If a line includes "Insulin", copy it out of the entries.

Records provided section start

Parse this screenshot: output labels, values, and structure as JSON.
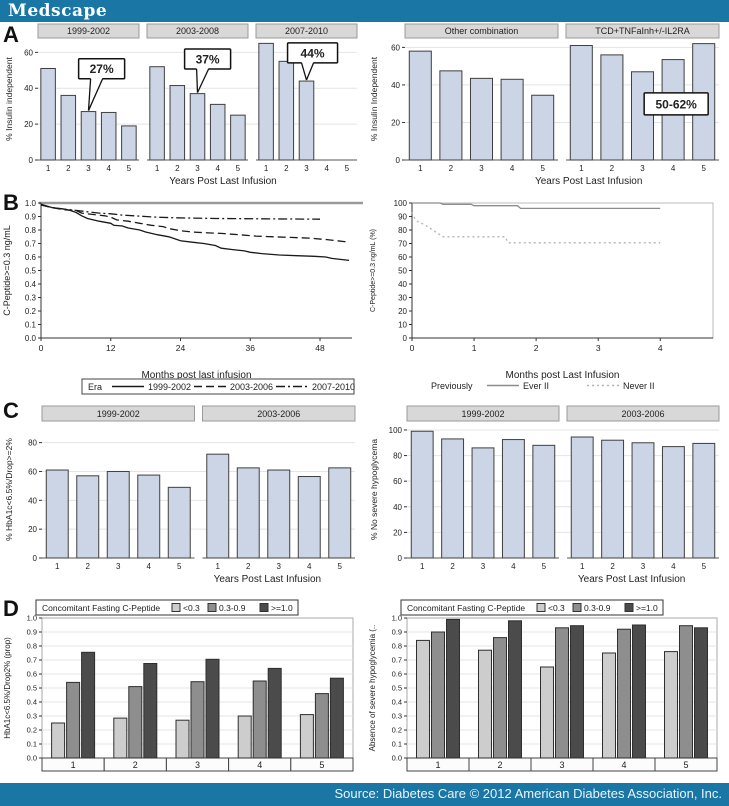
{
  "header": {
    "logo": "Medscape"
  },
  "footer": {
    "source": "Source: Diabetes Care © 2012 American Diabetes Association, Inc."
  },
  "panels": [
    {
      "letter": "A"
    },
    {
      "letter": "B"
    },
    {
      "letter": "C"
    },
    {
      "letter": "D"
    }
  ],
  "colors": {
    "brand_blue": "#1a76a4",
    "bar_fill": "#ccd5e5",
    "bar_border": "#3f3f3f",
    "strip_fill": "#d8d8d8",
    "strip_border": "#9a9a9a",
    "grid": "#e4e4e4",
    "d_series": [
      "#cdcdcd",
      "#8e8e8e",
      "#4b4b4b"
    ]
  },
  "chart_data": [
    {
      "id": "a_left",
      "type": "bar",
      "ylabel": "% Insulin independent",
      "xlabel": "Years Post Last Infusion",
      "ylim": [
        0,
        68
      ],
      "yticks": [
        0,
        20,
        40,
        60
      ],
      "categories": [
        "1",
        "2",
        "3",
        "4",
        "5"
      ],
      "groups": [
        {
          "label": "1999-2002",
          "values": [
            51,
            36,
            27,
            26.5,
            19
          ]
        },
        {
          "label": "2003-2008",
          "values": [
            52,
            41.5,
            37,
            31,
            25
          ]
        },
        {
          "label": "2007-2010",
          "values": [
            65,
            55,
            44,
            null,
            null
          ]
        }
      ],
      "callouts": [
        {
          "text": "27%",
          "group": 0,
          "category": 2
        },
        {
          "text": "37%",
          "group": 1,
          "category": 2
        },
        {
          "text": "44%",
          "group": 2,
          "category": 2
        }
      ]
    },
    {
      "id": "a_right",
      "type": "bar",
      "ylabel": "% Insulin Independent",
      "xlabel": "Years Post Last Infusion",
      "ylim": [
        0,
        65
      ],
      "yticks": [
        0,
        20,
        40,
        60
      ],
      "categories": [
        "1",
        "2",
        "3",
        "4",
        "5"
      ],
      "groups": [
        {
          "label": "Other combination",
          "values": [
            58,
            47.5,
            43.5,
            43,
            34.5
          ]
        },
        {
          "label": "TCD+TNFaInh+/-IL2RA",
          "values": [
            61,
            56,
            47,
            53.5,
            62
          ]
        }
      ],
      "callouts": [
        {
          "text": "50-62%",
          "group": 1,
          "category": 2
        }
      ]
    },
    {
      "id": "b_left",
      "type": "line",
      "ylabel": "C-Peptide>=0.3 ng/mL",
      "xlabel": "Months post last infusion",
      "ylim": [
        0,
        1
      ],
      "yticks": [
        "0.0",
        "0.1",
        "0.2",
        "0.3",
        "0.4",
        "0.5",
        "0.6",
        "0.7",
        "0.8",
        "0.9",
        "1.0"
      ],
      "xlim": [
        0,
        53.5
      ],
      "xticks": [
        0,
        12,
        24,
        36,
        48
      ],
      "legend": {
        "title": "Era",
        "boxed": true,
        "items": [
          "1999-2002",
          "2003-2006",
          "2007-2010"
        ]
      },
      "series": [
        {
          "name": "1999-2002",
          "dash": "solid",
          "color": "#1a1a1a",
          "points": [
            [
              0,
              0.99
            ],
            [
              2,
              0.965
            ],
            [
              4,
              0.955
            ],
            [
              5,
              0.945
            ],
            [
              6,
              0.93
            ],
            [
              7,
              0.905
            ],
            [
              8,
              0.885
            ],
            [
              10,
              0.865
            ],
            [
              12,
              0.85
            ],
            [
              12.5,
              0.835
            ],
            [
              14,
              0.83
            ],
            [
              15,
              0.815
            ],
            [
              17,
              0.8
            ],
            [
              18,
              0.785
            ],
            [
              20,
              0.765
            ],
            [
              22,
              0.75
            ],
            [
              23,
              0.735
            ],
            [
              24,
              0.72
            ],
            [
              26,
              0.71
            ],
            [
              28,
              0.7
            ],
            [
              30,
              0.685
            ],
            [
              31,
              0.665
            ],
            [
              33,
              0.655
            ],
            [
              35,
              0.645
            ],
            [
              36,
              0.635
            ],
            [
              38,
              0.625
            ],
            [
              41,
              0.615
            ],
            [
              44,
              0.61
            ],
            [
              47,
              0.605
            ],
            [
              49,
              0.6
            ],
            [
              50,
              0.59
            ],
            [
              53,
              0.575
            ]
          ]
        },
        {
          "name": "2003-2006",
          "dash": "dashed",
          "color": "#1a1a1a",
          "points": [
            [
              0,
              0.985
            ],
            [
              2,
              0.965
            ],
            [
              4,
              0.95
            ],
            [
              6,
              0.945
            ],
            [
              7,
              0.925
            ],
            [
              9,
              0.915
            ],
            [
              11,
              0.905
            ],
            [
              12,
              0.895
            ],
            [
              13,
              0.875
            ],
            [
              15,
              0.865
            ],
            [
              17,
              0.85
            ],
            [
              19,
              0.835
            ],
            [
              21,
              0.825
            ],
            [
              22,
              0.81
            ],
            [
              24,
              0.795
            ],
            [
              26,
              0.785
            ],
            [
              28,
              0.78
            ],
            [
              31,
              0.775
            ],
            [
              34,
              0.765
            ],
            [
              37,
              0.755
            ],
            [
              40,
              0.75
            ],
            [
              43,
              0.745
            ],
            [
              46,
              0.74
            ],
            [
              49,
              0.73
            ],
            [
              51,
              0.72
            ],
            [
              53,
              0.71
            ]
          ]
        },
        {
          "name": "2007-2010",
          "dash": "dashdot",
          "color": "#1a1a1a",
          "points": [
            [
              0,
              0.985
            ],
            [
              2,
              0.965
            ],
            [
              4,
              0.955
            ],
            [
              6,
              0.945
            ],
            [
              8,
              0.935
            ],
            [
              10,
              0.925
            ],
            [
              12,
              0.92
            ],
            [
              14,
              0.91
            ],
            [
              16,
              0.905
            ],
            [
              18,
              0.9
            ],
            [
              20,
              0.895
            ],
            [
              23,
              0.89
            ],
            [
              26,
              0.888
            ],
            [
              30,
              0.885
            ],
            [
              48,
              0.88
            ]
          ]
        }
      ]
    },
    {
      "id": "b_right",
      "type": "line",
      "ylabel": "C-Peptide>=0.3 ng/mL (%)",
      "xlabel": "Months post Last Infusion",
      "ylim": [
        0,
        100
      ],
      "yticks": [
        0,
        10,
        20,
        30,
        40,
        50,
        60,
        70,
        80,
        90,
        100
      ],
      "xlim": [
        0,
        4.85
      ],
      "xticks": [
        0,
        1,
        2,
        3,
        4
      ],
      "legend": {
        "title": "Previously",
        "boxed": false,
        "items": [
          "Ever II",
          "Never II"
        ]
      },
      "series": [
        {
          "name": "Ever II",
          "dash": "solid",
          "color": "#8c8c8c",
          "points": [
            [
              0,
              100
            ],
            [
              0.45,
              100
            ],
            [
              0.5,
              99
            ],
            [
              0.95,
              99
            ],
            [
              1.0,
              98
            ],
            [
              1.7,
              98
            ],
            [
              1.75,
              96
            ],
            [
              4,
              96
            ]
          ]
        },
        {
          "name": "Never II",
          "dash": "dotted",
          "color": "#b3b3b3",
          "points": [
            [
              0,
              93
            ],
            [
              0.05,
              88
            ],
            [
              0.1,
              86
            ],
            [
              0.2,
              84
            ],
            [
              0.3,
              81
            ],
            [
              0.4,
              78
            ],
            [
              0.5,
              75
            ],
            [
              1.5,
              75
            ],
            [
              1.55,
              70.5
            ],
            [
              4,
              70.5
            ]
          ]
        }
      ]
    },
    {
      "id": "c_left",
      "type": "bar",
      "ylabel": "% HbA1c<6.5%/Drop>=2%",
      "xlabel": "Years Post Last Infusion",
      "ylim": [
        0,
        95
      ],
      "yticks": [
        0,
        20,
        40,
        60,
        80
      ],
      "categories": [
        "1",
        "2",
        "3",
        "4",
        "5"
      ],
      "groups": [
        {
          "label": "1999-2002",
          "values": [
            61,
            57,
            60,
            57.5,
            49
          ]
        },
        {
          "label": "2003-2006",
          "values": [
            72,
            62.5,
            61,
            56.5,
            62.5
          ]
        }
      ],
      "callouts": []
    },
    {
      "id": "c_right",
      "type": "bar",
      "ylabel": "% No severe hypoglycema",
      "xlabel": "Years Post Last Infusion",
      "ylim": [
        0,
        107
      ],
      "yticks": [
        0,
        20,
        40,
        60,
        80,
        100
      ],
      "categories": [
        "1",
        "2",
        "3",
        "4",
        "5"
      ],
      "groups": [
        {
          "label": "1999-2002",
          "values": [
            99,
            93,
            86,
            92.5,
            88
          ]
        },
        {
          "label": "2003-2006",
          "values": [
            94.5,
            92,
            90,
            87,
            89.5
          ]
        }
      ],
      "callouts": []
    },
    {
      "id": "d_left",
      "type": "cluster",
      "ylabel": "HbA1c<6.5%/Drop2% (prop)",
      "ylim": [
        0,
        1
      ],
      "yticks": [
        "0.0",
        "0.1",
        "0.2",
        "0.3",
        "0.4",
        "0.5",
        "0.6",
        "0.7",
        "0.8",
        "0.9",
        "1.0"
      ],
      "categories": [
        "1",
        "2",
        "3",
        "4",
        "5"
      ],
      "legend": {
        "title": "Concomitant Fasting C-Peptide",
        "items": [
          "<0.3",
          "0.3-0.9",
          ">=1.0"
        ]
      },
      "series": [
        {
          "name": "<0.3",
          "values": [
            0.25,
            0.285,
            0.27,
            0.3,
            0.31
          ]
        },
        {
          "name": "0.3-0.9",
          "values": [
            0.54,
            0.51,
            0.545,
            0.55,
            0.46
          ]
        },
        {
          "name": ">=1.0",
          "values": [
            0.755,
            0.675,
            0.705,
            0.64,
            0.57
          ]
        }
      ]
    },
    {
      "id": "d_right",
      "type": "cluster",
      "ylabel": "Absence of severe hypoglycemia (..",
      "ylim": [
        0,
        1
      ],
      "yticks": [
        "0.0",
        "0.1",
        "0.2",
        "0.3",
        "0.4",
        "0.5",
        "0.6",
        "0.7",
        "0.8",
        "0.9",
        "1.0"
      ],
      "categories": [
        "1",
        "2",
        "3",
        "4",
        "5"
      ],
      "legend": {
        "title": "Concomitant Fasting C-Peptide",
        "items": [
          "<0.3",
          "0.3-0.9",
          ">=1.0"
        ]
      },
      "series": [
        {
          "name": "<0.3",
          "values": [
            0.84,
            0.77,
            0.65,
            0.75,
            0.76
          ]
        },
        {
          "name": "0.3-0.9",
          "values": [
            0.9,
            0.86,
            0.93,
            0.92,
            0.945
          ]
        },
        {
          "name": ">=1.0",
          "values": [
            0.99,
            0.98,
            0.945,
            0.95,
            0.93
          ]
        }
      ]
    }
  ]
}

Records provided section end

> **Exercise solution**
      "ylabel": "% Insulin independent",
      "ylabel": "% Insulin Independent",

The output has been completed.